Given exercise
Write out every entry exactly as given, but omit the pictures.

Provided material

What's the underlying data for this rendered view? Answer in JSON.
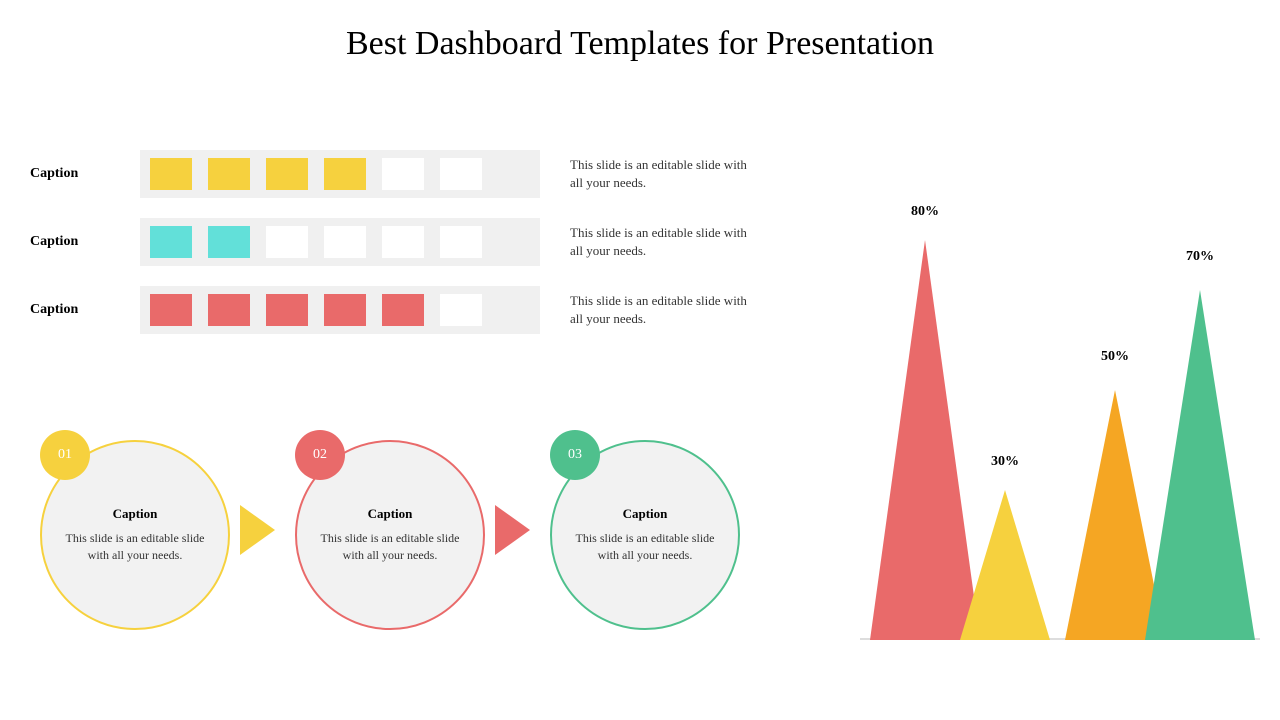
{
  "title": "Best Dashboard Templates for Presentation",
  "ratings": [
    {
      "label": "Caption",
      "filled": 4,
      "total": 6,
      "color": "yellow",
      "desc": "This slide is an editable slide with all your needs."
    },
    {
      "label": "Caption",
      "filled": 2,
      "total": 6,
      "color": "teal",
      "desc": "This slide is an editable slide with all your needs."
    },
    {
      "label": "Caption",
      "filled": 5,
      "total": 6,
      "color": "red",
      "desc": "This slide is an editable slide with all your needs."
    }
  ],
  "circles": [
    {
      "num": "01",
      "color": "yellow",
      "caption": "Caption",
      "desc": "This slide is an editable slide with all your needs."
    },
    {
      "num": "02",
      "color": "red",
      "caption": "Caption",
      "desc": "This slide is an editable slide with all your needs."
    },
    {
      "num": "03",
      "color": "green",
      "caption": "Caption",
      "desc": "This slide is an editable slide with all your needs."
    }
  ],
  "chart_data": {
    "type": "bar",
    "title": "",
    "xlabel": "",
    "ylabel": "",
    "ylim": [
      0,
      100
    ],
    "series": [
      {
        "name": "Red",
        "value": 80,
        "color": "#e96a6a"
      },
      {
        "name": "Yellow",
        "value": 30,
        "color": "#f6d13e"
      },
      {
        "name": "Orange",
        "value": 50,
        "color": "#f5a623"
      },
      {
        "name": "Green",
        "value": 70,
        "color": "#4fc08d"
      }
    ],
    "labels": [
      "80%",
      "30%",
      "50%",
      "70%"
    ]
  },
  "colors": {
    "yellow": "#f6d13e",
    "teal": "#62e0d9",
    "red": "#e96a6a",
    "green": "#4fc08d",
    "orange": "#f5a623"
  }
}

Expected answer
What's the underlying data for this rendered view? Answer in JSON.
{
  "title": "Best Dashboard Templates for Presentation",
  "ratings": [
    {
      "label": "Caption",
      "filled": 4,
      "total": 6,
      "color": "yellow",
      "desc": "This slide is an editable slide with all your needs."
    },
    {
      "label": "Caption",
      "filled": 2,
      "total": 6,
      "color": "teal",
      "desc": "This slide is an editable slide with all your needs."
    },
    {
      "label": "Caption",
      "filled": 5,
      "total": 6,
      "color": "red",
      "desc": "This slide is an editable slide with all your needs."
    }
  ],
  "circles": [
    {
      "num": "01",
      "color": "yellow",
      "caption": "Caption",
      "desc": "This slide is an editable slide with all your needs."
    },
    {
      "num": "02",
      "color": "red",
      "caption": "Caption",
      "desc": "This slide is an editable slide with all your needs."
    },
    {
      "num": "03",
      "color": "green",
      "caption": "Caption",
      "desc": "This slide is an editable slide with all your needs."
    }
  ],
  "chart_data": {
    "type": "bar",
    "title": "",
    "xlabel": "",
    "ylabel": "",
    "ylim": [
      0,
      100
    ],
    "series": [
      {
        "name": "Red",
        "value": 80,
        "color": "#e96a6a"
      },
      {
        "name": "Yellow",
        "value": 30,
        "color": "#f6d13e"
      },
      {
        "name": "Orange",
        "value": 50,
        "color": "#f5a623"
      },
      {
        "name": "Green",
        "value": 70,
        "color": "#4fc08d"
      }
    ],
    "labels": [
      "80%",
      "30%",
      "50%",
      "70%"
    ]
  },
  "colors": {
    "yellow": "#f6d13e",
    "teal": "#62e0d9",
    "red": "#e96a6a",
    "green": "#4fc08d",
    "orange": "#f5a623"
  }
}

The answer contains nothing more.